[Records contained in a dataset]
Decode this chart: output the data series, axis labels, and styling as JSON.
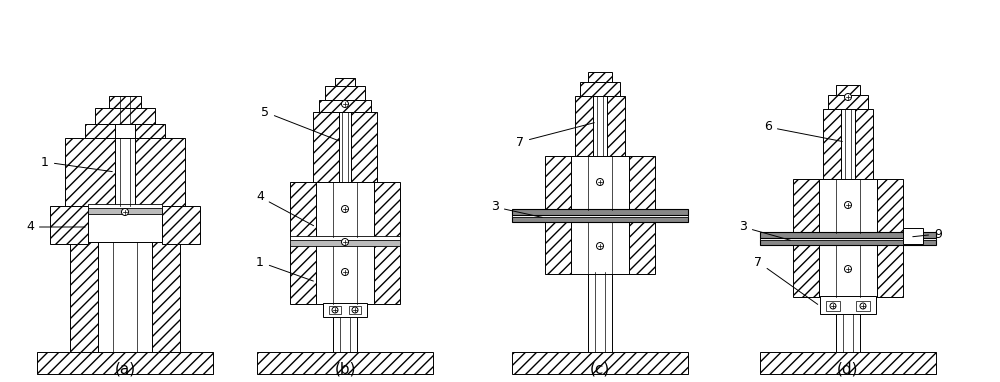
{
  "bg_color": "#ffffff",
  "subfig_labels": [
    "(a)",
    "(b)",
    "(c)",
    "(d)"
  ],
  "label_fontsize": 9,
  "subfig_label_fontsize": 11,
  "hatch": "///",
  "lw": 0.7
}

* Aim *
Print each line of the material above exactly, with the pictures removed from your copy.

* Expected answer *
Decode this chart: output the data series, axis labels, and styling as JSON.
{
  "bg_color": "#ffffff",
  "subfig_labels": [
    "(a)",
    "(b)",
    "(c)",
    "(d)"
  ],
  "label_fontsize": 9,
  "subfig_label_fontsize": 11,
  "hatch": "///",
  "lw": 0.7
}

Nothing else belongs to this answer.